##### PAGINA #####
L'uso di misure cautelari, insomma, dovrebbe sempre avere, come contrappeso, la necessità di rispondere a un allarme sociale, a un pericolo concreto, a indizi rilevanti che portino a pensare che il reato possa essere reiterato o le prove possano essere inquinate. Oggi, invece, tali misure spesso vengono utilizzate anche per costituire la prova, per ottenere dichiarazioni di accusa o confessioni.

Questa proposta di legge, come tante altre iniziative che avete approvato in questa legislatura, non fa nulla di tutto quello che auspichiamo e che ho provato a rappresentare nel mio intervento: non affronta il problema né lo risolve, al contrario, lo aggrava, perché porre un termine così stringente non garantisce agli inquirenti di disporre di uno strumento utile per le indagini, ma nemmeno tutela gli indagati. Gli unici che potrebbero beneficiare di questa modifica - e lo faranno sicuramente - sono proprio i criminali, a cui basterà semplicemente avere un po' di pazienza, attendere 45 giorni per ritornare a delinquere, sapendosi indisturbati e legalmente autorizzati a farlo, se così possiamo dire. Ed è così che una riforma con determinati obiettivi, almeno sulla carta, sarà utilizzata a pieno vantaggio dei criminali peggiori.

È chiaro allora che questo provvedimento, come tutti i precedenti, si pone un obiettivo diverso: quello di legare le mani alla magistratura. E a questa conclusione si giunge, scendendo appena un po' nel dettaglio di questa proposta. D'altronde, la maggior parte dei soggetti che abbiamo ascoltato in audizione, tra esponenti dell'accademia e membri della magistratura, ha sottolineato lo stesso rischio: questo nuovo limite ridurrà pesantemente la capacità di indagine e sarà, di fatto, un divieto ad indagare.

I perché di questo allarme sono molteplici. In primo luogo, questo nuovo limite opererà per una serie di reati gravissimi che, di conseguenza, non potranno più essere perseguiti dallo Stato con la dovuta pervicacia. E non parliamo di questioni minori, ma di omicidi, ad esempio, oppure di tutti i reati connessi al cosiddetto codice rosso. Ed è qui che sorge un primo interrogativo: come può dirsi coerente l'azione di un esecutivo che il giorno prima istituisce il reato di femminicidio e il giorno dopo impone al Parlamento di approvare una norma che metterà in pericolo centinaia di migliaia di donne vittime di violenza?

La conclusione che si può trarre è scontata, signor Presidente, oltre che amara: quello del femminicidio è nient'altro che uno spot elettorale che nulla di nuovo aggiunge allo strumentario di contrasto dei reati di genere, mentre, proprio lì dove occorrerebbe si spuntano le armi a disposizione di magistrati e Forze dell'ordine per combattere i violenti e impedire nuove violenze. Anche in questi casi, l'unico risultato prodotto da questo provvedimento sarà più crimini, più vittime e meno tutele. E questa è una deriva che noi crediamo veramente - davvero, signor Presidente -, preoccupante.
##### ELENCO DEI DATI #####
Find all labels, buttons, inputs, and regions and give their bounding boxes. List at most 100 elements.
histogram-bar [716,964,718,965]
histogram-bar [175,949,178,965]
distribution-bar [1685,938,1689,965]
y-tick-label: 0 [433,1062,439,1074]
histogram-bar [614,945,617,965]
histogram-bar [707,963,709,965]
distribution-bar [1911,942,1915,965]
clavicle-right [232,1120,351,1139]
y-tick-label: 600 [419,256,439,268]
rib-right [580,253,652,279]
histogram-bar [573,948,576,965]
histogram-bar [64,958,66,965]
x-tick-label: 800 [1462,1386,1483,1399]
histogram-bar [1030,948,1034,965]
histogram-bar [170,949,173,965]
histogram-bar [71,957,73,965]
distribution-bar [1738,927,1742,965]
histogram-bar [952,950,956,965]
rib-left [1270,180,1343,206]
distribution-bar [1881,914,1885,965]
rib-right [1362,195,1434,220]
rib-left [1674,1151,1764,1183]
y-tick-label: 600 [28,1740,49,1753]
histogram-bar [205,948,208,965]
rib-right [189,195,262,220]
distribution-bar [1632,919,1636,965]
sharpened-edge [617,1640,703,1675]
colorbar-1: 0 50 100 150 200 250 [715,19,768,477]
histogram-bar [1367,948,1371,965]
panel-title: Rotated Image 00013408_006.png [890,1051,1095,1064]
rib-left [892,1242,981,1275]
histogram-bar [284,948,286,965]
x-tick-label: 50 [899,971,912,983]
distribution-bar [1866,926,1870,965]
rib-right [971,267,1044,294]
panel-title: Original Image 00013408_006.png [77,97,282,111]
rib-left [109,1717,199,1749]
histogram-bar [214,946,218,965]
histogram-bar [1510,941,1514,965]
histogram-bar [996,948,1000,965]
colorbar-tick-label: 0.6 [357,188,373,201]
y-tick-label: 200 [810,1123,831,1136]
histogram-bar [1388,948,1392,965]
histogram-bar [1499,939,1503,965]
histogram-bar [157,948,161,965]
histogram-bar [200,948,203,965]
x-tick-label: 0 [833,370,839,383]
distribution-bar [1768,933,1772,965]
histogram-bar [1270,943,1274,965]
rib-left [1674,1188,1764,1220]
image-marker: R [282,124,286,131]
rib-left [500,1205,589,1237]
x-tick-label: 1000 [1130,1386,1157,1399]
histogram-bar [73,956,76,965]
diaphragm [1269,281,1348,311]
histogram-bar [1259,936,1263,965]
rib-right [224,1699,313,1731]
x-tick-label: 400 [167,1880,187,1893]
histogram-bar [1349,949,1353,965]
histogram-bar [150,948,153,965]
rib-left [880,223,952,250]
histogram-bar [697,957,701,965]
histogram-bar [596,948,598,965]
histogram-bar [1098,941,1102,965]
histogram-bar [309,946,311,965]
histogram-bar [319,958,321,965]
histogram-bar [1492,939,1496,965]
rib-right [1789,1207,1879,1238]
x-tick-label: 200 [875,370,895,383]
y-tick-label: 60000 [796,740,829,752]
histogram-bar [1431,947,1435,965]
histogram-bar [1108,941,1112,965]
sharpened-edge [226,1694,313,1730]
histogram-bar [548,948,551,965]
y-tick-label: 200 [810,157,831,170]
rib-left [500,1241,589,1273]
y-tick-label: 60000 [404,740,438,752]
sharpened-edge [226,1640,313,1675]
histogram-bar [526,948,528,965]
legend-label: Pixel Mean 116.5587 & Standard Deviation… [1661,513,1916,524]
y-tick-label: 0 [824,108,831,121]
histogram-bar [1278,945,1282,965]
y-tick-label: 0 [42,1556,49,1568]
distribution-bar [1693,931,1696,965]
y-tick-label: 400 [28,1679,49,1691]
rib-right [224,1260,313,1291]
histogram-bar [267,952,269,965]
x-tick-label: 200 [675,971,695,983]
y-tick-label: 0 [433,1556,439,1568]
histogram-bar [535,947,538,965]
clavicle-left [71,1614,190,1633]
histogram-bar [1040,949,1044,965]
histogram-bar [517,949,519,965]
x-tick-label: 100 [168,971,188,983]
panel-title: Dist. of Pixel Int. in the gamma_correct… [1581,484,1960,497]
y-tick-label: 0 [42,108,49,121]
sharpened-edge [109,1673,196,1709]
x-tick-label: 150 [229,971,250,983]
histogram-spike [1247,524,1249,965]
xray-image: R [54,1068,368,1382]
#####
> _COSA SI CHIEDE_
1. Secondo l'intervento sulla proposta di legge, quanti giorni basterà attendere ai criminali per tornare a delinquere?
2. Per favore, riprendi l'intervento sulla proposta di legge e proseguilo dopo l'ultima frase.

> _LE RISPOSTE_
1. 45 giorni.

2.
In secondo luogo, c'è la questione della proroga che si rivela possibile solamente in teoria. Perché anche nel raro caso in cui si riuscisse ad ottenere una prima estensione del termine, contare su una seconda è davvero una missione impossibile, visto che questa, ai sensi della disposizione che volete introdurre, dovrebbe essere strettamente legata alla scoperta di nuovi elementi specifici.

In sostanza, stiamo dicendo a chi commette illeciti di sbrigarsi a dare ai giudici dei forti motivi per perseguirli.

In terzo luogo, e torniamo al punto da cui sono partito, c'è la questione del coordinamento con gli altri strumenti di indagine e con le misure cautelari. Basta fare un esempio: le intercettazioni potranno durare solo 45 giorni, ma le perquisizioni potranno essere disposte in ogni momento delle indagini. Che cosa si crea di fatto, come ha giustamente sostenuto qualcuno nelle ultime settimane? Una irragionevole, per non dire insensata, gerarchia tra i mezzi di ricerca della prova.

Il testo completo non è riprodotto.